Prompt |
Below are the records. List every line holding the word "name".

The input |
##############################

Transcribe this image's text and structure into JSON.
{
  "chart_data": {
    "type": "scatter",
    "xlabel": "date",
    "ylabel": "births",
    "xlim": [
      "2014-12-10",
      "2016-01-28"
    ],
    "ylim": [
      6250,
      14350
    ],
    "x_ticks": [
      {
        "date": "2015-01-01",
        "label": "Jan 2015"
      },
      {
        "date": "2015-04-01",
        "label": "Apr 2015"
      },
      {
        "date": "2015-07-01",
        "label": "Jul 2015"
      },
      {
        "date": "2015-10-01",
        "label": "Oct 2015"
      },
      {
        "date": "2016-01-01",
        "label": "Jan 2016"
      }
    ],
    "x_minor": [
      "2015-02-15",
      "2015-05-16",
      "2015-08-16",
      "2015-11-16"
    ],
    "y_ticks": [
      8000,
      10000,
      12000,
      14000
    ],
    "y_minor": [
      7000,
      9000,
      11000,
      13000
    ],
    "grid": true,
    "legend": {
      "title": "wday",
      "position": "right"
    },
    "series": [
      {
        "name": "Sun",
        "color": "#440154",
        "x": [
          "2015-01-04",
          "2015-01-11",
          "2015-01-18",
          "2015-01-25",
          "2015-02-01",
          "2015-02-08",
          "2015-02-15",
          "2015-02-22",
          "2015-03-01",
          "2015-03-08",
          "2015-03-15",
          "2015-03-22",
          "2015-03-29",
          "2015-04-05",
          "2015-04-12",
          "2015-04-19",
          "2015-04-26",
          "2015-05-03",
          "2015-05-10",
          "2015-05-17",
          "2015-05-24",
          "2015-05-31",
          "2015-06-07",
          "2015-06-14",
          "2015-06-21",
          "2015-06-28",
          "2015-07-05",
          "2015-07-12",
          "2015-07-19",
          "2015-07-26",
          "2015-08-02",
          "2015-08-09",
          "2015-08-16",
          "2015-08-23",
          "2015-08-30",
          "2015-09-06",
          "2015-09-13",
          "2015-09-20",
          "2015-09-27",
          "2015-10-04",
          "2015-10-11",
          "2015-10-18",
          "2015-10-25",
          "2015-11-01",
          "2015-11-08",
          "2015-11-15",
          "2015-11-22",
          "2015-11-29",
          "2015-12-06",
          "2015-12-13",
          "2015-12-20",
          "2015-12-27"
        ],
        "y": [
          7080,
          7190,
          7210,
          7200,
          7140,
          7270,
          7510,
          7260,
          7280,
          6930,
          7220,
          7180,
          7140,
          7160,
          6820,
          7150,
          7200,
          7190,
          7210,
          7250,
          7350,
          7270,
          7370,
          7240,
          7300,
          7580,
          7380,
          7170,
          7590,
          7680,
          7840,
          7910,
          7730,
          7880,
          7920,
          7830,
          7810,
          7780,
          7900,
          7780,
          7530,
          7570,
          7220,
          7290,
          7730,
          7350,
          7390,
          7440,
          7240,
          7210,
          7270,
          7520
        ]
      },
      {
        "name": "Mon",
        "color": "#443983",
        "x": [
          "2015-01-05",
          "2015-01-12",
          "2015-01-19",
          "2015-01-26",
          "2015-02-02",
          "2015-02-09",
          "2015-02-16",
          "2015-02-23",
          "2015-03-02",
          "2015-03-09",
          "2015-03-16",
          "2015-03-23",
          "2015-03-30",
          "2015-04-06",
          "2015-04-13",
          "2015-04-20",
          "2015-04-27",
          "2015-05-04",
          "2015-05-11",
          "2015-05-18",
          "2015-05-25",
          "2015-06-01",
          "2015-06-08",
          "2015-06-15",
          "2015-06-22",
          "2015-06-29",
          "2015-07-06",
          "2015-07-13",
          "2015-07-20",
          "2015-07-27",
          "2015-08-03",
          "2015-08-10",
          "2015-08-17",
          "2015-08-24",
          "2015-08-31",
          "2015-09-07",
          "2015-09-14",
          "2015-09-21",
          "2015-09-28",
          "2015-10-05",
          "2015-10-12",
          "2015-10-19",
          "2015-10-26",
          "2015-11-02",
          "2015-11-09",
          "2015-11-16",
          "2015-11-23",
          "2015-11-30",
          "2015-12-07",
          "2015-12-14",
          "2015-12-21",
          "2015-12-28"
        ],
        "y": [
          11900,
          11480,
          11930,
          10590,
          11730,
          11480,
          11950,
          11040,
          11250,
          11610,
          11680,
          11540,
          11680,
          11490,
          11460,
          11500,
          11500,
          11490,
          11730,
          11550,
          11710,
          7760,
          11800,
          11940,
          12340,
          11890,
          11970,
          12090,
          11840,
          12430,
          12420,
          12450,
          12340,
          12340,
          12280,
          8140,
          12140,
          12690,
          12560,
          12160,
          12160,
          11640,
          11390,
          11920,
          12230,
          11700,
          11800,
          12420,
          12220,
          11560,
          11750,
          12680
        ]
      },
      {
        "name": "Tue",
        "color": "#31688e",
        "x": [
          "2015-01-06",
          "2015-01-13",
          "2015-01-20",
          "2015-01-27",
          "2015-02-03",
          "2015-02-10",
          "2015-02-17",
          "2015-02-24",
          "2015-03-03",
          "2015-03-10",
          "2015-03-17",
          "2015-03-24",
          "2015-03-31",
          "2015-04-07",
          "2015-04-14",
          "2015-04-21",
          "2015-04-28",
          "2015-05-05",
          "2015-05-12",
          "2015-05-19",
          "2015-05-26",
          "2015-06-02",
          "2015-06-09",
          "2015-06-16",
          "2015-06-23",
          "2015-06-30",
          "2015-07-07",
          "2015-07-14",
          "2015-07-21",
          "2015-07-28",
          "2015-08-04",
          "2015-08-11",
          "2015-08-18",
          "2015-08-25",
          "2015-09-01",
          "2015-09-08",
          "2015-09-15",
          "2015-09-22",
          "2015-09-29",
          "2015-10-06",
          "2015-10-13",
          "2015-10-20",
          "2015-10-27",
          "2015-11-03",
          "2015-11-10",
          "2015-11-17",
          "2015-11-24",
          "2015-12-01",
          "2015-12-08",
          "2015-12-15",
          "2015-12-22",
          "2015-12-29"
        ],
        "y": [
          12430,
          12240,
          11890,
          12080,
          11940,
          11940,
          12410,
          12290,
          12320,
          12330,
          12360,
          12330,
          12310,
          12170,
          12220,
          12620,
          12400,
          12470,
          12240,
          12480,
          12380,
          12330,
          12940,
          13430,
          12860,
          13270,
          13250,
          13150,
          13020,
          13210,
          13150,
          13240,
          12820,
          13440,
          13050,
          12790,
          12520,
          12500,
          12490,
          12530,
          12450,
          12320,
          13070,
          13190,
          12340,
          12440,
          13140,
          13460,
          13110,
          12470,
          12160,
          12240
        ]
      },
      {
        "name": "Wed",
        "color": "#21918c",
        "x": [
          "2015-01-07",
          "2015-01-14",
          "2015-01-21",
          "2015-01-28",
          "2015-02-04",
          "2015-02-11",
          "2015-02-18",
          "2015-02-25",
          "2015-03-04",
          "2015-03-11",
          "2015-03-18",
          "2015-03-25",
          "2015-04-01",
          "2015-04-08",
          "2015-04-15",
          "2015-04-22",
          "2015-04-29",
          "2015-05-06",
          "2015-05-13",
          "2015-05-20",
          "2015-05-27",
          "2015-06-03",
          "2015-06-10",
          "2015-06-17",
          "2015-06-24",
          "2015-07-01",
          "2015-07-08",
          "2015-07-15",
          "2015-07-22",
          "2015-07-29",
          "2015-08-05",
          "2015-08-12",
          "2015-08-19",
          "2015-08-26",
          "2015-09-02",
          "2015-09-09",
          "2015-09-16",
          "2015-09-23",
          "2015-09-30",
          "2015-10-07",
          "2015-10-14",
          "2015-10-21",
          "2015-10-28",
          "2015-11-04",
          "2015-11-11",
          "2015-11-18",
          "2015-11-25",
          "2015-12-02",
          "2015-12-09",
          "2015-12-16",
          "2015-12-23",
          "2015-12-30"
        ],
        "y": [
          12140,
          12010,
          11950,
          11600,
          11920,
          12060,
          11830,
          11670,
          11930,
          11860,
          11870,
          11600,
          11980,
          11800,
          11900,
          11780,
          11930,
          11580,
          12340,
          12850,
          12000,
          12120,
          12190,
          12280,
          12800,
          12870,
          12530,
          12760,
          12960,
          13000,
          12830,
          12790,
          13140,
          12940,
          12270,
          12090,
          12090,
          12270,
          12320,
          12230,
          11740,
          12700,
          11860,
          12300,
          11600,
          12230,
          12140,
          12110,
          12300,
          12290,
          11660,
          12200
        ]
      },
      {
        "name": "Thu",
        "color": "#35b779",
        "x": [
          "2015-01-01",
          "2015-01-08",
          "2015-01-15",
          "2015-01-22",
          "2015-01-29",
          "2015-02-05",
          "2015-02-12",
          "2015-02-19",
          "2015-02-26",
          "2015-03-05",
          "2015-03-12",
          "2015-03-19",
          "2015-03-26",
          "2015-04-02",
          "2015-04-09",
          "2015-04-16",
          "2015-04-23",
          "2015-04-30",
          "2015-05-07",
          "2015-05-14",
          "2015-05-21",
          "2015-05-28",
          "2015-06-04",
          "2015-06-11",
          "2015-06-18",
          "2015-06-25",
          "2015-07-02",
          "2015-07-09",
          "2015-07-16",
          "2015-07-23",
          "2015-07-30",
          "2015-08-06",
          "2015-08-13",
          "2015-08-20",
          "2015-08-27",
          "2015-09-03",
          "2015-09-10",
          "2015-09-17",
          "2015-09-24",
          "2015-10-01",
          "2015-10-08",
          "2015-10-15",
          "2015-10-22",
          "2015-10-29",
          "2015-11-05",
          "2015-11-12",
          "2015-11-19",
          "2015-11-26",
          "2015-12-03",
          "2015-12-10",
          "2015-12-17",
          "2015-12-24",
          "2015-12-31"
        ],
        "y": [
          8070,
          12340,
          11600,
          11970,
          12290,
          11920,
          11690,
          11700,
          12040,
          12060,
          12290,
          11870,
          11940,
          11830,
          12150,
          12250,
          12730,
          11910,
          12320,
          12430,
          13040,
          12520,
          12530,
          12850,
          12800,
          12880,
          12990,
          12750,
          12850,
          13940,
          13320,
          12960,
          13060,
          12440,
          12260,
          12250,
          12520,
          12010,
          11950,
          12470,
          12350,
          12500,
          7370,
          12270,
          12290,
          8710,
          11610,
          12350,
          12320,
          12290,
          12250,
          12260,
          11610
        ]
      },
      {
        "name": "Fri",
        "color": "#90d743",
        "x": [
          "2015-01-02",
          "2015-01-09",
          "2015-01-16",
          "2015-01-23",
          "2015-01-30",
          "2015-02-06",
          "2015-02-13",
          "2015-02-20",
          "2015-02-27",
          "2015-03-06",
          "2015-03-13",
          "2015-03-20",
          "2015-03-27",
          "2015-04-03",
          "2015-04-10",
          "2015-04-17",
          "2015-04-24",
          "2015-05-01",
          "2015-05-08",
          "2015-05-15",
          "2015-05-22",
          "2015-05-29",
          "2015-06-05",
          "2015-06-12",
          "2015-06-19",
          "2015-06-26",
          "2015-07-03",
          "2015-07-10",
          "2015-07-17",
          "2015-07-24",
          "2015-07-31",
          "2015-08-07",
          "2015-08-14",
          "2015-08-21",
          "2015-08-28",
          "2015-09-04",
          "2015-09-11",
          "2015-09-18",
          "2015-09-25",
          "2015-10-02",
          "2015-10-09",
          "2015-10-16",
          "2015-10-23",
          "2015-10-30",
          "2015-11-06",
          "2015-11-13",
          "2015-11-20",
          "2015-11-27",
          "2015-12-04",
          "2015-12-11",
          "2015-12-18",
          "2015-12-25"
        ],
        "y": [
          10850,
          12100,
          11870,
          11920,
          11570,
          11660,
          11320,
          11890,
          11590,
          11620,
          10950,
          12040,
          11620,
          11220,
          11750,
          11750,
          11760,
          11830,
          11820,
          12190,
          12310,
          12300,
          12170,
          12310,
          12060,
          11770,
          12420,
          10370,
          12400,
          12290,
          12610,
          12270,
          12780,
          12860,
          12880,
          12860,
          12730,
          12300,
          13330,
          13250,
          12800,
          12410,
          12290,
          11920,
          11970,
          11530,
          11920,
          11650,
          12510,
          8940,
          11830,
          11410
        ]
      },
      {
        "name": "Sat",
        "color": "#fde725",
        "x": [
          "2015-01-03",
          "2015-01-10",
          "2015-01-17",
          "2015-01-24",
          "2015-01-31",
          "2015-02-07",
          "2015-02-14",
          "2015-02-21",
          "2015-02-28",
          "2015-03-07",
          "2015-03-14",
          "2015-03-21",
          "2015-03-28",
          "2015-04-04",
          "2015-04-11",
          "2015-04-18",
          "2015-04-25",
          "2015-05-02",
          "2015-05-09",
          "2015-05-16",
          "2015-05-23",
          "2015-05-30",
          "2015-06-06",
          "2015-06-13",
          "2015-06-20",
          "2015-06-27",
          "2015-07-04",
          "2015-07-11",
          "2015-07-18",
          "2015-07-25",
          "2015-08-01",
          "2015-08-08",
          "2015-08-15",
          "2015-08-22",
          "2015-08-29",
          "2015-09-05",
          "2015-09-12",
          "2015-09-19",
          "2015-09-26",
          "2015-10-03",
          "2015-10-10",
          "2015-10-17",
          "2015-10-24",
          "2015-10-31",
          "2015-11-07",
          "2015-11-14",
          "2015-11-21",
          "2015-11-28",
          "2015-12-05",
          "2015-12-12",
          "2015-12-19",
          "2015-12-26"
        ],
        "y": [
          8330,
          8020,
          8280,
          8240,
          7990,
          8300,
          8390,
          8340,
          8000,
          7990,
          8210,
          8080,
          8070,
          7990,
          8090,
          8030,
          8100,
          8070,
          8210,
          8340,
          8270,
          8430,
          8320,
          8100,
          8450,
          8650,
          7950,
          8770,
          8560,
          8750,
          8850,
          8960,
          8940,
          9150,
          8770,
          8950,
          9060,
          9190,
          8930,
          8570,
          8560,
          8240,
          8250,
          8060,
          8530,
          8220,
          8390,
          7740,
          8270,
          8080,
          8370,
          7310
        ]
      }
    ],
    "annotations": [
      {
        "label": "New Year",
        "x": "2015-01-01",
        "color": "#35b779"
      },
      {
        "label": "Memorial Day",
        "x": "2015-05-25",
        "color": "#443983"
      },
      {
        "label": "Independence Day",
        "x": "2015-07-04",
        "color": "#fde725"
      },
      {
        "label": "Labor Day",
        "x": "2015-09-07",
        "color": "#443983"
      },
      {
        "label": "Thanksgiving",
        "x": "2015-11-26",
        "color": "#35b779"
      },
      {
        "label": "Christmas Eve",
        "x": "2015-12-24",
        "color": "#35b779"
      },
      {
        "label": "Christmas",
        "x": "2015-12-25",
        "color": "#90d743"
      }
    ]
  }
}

##############################

Problem solution |
        "name": "Sun",
        "name": "Mon",
        "name": "Tue",
        "name": "Wed",
        "name": "Thu",
        "name": "Fri",
        "name": "Sat",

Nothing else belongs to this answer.